**What is asked**
Below are some records; work out how many of their lines contain "this" and give the number only.

Dataset entries on figures:
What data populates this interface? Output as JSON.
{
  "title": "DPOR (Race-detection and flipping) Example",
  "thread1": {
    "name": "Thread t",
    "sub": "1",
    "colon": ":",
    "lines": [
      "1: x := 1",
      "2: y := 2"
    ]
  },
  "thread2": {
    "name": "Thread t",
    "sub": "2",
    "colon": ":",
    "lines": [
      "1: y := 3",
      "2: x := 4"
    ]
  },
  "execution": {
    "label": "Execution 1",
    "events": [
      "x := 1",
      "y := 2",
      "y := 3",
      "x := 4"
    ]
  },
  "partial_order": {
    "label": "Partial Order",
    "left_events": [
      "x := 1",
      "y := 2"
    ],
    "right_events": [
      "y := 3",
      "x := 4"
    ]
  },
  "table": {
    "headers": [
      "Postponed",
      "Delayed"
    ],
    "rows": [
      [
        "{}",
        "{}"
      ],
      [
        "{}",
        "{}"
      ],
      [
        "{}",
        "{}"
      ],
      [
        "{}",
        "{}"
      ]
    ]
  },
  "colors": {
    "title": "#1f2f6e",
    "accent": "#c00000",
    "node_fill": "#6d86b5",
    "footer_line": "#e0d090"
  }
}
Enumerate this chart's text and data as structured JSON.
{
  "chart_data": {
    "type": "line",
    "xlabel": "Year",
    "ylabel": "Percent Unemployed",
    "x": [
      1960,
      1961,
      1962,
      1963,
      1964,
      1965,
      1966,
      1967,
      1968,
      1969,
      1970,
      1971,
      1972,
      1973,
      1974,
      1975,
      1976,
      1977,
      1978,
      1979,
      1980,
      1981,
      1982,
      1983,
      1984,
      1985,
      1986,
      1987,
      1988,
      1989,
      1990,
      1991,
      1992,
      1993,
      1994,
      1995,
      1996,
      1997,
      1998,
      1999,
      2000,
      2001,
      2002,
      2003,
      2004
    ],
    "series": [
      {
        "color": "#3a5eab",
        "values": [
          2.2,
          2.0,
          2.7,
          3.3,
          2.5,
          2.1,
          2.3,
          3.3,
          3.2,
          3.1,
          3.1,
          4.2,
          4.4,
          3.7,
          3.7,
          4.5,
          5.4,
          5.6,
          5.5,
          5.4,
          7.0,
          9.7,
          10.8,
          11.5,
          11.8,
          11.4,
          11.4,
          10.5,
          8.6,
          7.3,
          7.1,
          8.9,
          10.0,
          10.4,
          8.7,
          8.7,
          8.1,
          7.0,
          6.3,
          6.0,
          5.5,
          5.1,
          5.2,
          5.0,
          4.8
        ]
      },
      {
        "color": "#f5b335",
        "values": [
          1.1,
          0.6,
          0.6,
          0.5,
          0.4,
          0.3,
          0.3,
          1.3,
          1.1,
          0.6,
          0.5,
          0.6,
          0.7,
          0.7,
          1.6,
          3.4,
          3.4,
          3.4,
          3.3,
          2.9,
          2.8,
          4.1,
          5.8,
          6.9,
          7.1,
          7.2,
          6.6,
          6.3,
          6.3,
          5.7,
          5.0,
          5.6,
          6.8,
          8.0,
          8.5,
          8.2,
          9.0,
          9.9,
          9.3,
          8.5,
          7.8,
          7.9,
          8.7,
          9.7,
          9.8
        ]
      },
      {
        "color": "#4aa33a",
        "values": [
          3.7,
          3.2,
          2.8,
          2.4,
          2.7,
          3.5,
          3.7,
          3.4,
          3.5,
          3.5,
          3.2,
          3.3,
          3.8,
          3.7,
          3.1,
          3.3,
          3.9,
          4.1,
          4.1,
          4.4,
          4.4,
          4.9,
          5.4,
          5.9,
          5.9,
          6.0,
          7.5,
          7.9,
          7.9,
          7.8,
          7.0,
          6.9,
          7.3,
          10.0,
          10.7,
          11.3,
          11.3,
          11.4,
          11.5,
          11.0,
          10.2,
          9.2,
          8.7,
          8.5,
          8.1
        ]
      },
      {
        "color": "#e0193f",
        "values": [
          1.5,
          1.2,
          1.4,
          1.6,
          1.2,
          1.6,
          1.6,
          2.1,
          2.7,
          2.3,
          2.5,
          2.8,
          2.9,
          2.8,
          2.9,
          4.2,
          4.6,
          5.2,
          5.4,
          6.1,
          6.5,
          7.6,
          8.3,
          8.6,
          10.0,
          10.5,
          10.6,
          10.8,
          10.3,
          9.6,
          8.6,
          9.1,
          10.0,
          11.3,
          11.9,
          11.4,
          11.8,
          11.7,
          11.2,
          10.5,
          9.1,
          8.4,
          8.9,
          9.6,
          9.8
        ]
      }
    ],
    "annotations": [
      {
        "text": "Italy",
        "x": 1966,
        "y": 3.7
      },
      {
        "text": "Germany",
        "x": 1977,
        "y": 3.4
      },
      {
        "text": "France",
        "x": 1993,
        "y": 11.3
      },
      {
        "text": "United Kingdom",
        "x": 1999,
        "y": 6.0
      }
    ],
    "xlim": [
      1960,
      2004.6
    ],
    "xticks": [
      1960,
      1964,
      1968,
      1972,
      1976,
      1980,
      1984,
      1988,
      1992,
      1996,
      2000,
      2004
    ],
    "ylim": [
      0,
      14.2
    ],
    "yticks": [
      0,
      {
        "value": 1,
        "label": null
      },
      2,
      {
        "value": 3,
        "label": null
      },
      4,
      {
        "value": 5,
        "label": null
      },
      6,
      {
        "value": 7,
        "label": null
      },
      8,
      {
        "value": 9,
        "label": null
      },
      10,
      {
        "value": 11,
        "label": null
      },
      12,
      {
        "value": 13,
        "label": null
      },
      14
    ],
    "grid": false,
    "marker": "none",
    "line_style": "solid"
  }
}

**Exercise result**
2